(Region annotation records)
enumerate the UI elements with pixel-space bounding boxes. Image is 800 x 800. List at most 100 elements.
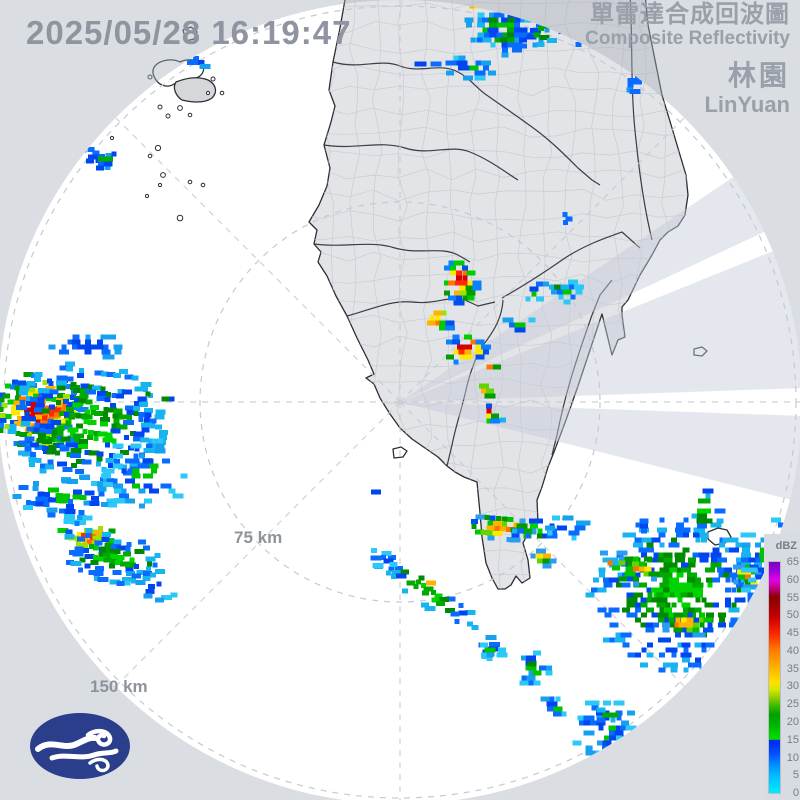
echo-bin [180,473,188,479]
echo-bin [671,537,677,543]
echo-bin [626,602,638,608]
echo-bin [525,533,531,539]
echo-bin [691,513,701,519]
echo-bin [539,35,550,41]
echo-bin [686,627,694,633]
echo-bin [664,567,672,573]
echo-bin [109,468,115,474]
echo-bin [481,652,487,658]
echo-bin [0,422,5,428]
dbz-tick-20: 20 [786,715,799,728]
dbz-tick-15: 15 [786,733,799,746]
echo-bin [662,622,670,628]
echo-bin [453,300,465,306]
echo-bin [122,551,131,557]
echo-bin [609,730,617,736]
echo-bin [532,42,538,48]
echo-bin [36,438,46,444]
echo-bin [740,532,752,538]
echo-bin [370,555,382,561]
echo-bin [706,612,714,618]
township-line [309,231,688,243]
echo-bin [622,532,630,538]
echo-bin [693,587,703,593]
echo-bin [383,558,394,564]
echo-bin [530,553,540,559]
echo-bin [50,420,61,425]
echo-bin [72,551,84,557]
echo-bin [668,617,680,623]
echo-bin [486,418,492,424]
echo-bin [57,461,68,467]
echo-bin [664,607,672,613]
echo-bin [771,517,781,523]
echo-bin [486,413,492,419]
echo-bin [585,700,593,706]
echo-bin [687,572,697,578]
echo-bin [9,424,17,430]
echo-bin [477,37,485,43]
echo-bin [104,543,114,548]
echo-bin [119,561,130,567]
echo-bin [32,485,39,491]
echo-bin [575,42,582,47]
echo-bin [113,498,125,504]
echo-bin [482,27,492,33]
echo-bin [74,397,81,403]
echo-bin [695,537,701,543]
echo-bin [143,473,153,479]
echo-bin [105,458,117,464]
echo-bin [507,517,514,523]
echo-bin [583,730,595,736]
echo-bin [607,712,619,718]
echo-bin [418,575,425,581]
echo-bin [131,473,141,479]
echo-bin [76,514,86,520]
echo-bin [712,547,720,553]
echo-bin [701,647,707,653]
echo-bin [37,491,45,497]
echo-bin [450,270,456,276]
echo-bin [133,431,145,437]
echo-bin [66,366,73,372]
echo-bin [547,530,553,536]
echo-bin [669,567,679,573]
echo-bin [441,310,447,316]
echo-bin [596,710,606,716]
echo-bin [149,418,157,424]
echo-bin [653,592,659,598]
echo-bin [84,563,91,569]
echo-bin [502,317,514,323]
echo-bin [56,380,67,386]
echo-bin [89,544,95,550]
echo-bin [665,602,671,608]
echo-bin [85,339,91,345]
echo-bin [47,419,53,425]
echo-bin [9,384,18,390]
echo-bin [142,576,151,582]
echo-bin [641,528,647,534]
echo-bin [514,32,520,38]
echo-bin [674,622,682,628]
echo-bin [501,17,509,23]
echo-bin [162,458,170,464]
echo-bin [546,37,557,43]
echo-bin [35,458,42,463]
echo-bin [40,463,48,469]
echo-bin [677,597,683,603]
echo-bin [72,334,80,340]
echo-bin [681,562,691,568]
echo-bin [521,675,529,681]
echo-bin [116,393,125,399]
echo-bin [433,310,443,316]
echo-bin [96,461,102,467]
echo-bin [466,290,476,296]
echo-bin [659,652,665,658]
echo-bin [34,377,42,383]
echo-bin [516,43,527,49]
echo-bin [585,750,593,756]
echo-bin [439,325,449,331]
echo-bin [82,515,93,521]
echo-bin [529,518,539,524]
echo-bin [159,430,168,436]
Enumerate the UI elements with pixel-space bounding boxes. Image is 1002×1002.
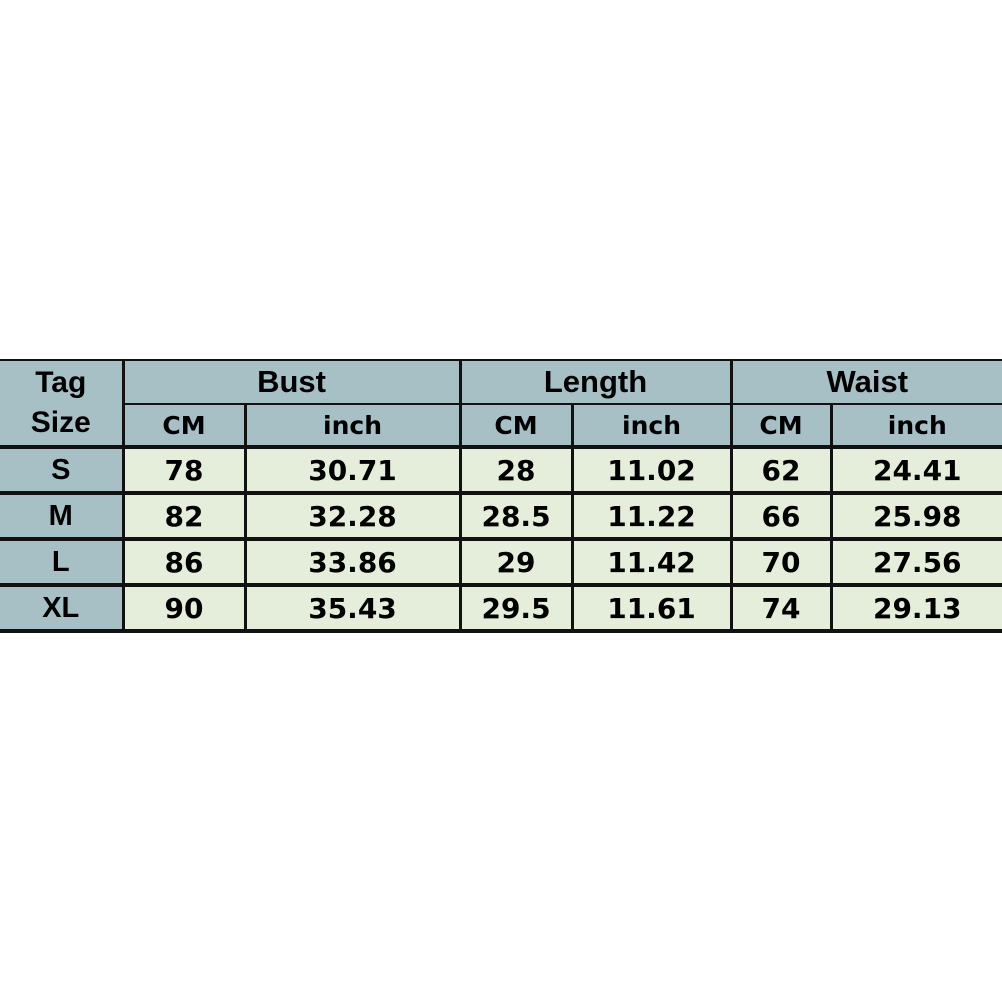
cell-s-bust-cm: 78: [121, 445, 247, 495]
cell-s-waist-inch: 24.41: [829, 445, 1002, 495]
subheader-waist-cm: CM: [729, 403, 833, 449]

AIM OF THE EXERCISE: Could you output all of the rows above again, word for word, with the pictures left out?

EXERCISE ANSWER:
enumerate the UI elements with pixel-space bounding boxes. Image is 800 x 800. List at most 100 elements.
echo-bin [180,473,188,479]
echo-bin [671,537,677,543]
echo-bin [626,602,638,608]
echo-bin [525,533,531,539]
echo-bin [691,513,701,519]
echo-bin [539,35,550,41]
echo-bin [686,627,694,633]
echo-bin [664,567,672,573]
echo-bin [109,468,115,474]
echo-bin [481,652,487,658]
echo-bin [0,422,5,428]
dbz-tick-20: 20 [786,715,799,728]
dbz-tick-15: 15 [786,733,799,746]
echo-bin [662,622,670,628]
echo-bin [453,300,465,306]
echo-bin [122,551,131,557]
echo-bin [609,730,617,736]
echo-bin [532,42,538,48]
echo-bin [36,438,46,444]
echo-bin [740,532,752,538]
echo-bin [370,555,382,561]
echo-bin [706,612,714,618]
township-line [309,231,688,243]
echo-bin [622,532,630,538]
echo-bin [693,587,703,593]
echo-bin [383,558,394,564]
echo-bin [530,553,540,559]
echo-bin [50,420,61,425]
echo-bin [72,551,84,557]
echo-bin [668,617,680,623]
echo-bin [486,418,492,424]
echo-bin [57,461,68,467]
echo-bin [664,607,672,613]
echo-bin [771,517,781,523]
echo-bin [486,413,492,419]
echo-bin [585,700,593,706]
echo-bin [687,572,697,578]
echo-bin [9,424,17,430]
echo-bin [477,37,485,43]
echo-bin [104,543,114,548]
echo-bin [119,561,130,567]
echo-bin [32,485,39,491]
echo-bin [575,42,582,47]
echo-bin [113,498,125,504]
echo-bin [482,27,492,33]
echo-bin [74,397,81,403]
echo-bin [695,537,701,543]
echo-bin [143,473,153,479]
echo-bin [105,458,117,464]
echo-bin [507,517,514,523]
echo-bin [583,730,595,736]
echo-bin [607,712,619,718]
echo-bin [418,575,425,581]
echo-bin [131,473,141,479]
echo-bin [76,514,86,520]
echo-bin [712,547,720,553]
echo-bin [701,647,707,653]
echo-bin [37,491,45,497]
echo-bin [450,270,456,276]
echo-bin [133,431,145,437]
echo-bin [66,366,73,372]
echo-bin [547,530,553,536]
echo-bin [669,567,679,573]
echo-bin [441,310,447,316]
echo-bin [596,710,606,716]
echo-bin [149,418,157,424]
echo-bin [653,592,659,598]
echo-bin [84,563,91,569]
echo-bin [502,317,514,323]
echo-bin [56,380,67,386]
echo-bin [89,544,95,550]
echo-bin [665,602,671,608]
echo-bin [85,339,91,345]
echo-bin [47,419,53,425]
echo-bin [9,384,18,390]
echo-bin [142,576,151,582]
echo-bin [641,528,647,534]
echo-bin [514,32,520,38]
echo-bin [674,622,682,628]
echo-bin [501,17,509,23]
echo-bin [162,458,170,464]
echo-bin [546,37,557,43]
echo-bin [35,458,42,463]
echo-bin [40,463,48,469]
echo-bin [677,597,683,603]
echo-bin [72,334,80,340]
echo-bin [681,562,691,568]
echo-bin [521,675,529,681]
echo-bin [116,393,125,399]
echo-bin [433,310,443,316]
echo-bin [96,461,102,467]
echo-bin [466,290,476,296]
echo-bin [659,652,665,658]
echo-bin [34,377,42,383]
echo-bin [516,43,527,49]
echo-bin [585,750,593,756]
echo-bin [439,325,449,331]
echo-bin [82,515,93,521]
echo-bin [529,518,539,524]
echo-bin [159,430,168,436]
Enumerate the UI elements with pixel-space bounding boxes. Image is 1002×1002.
cell-s-bust-cm: 78: [121, 445, 247, 495]
cell-s-waist-inch: 24.41: [829, 445, 1002, 495]
subheader-waist-cm: CM: [729, 403, 833, 449]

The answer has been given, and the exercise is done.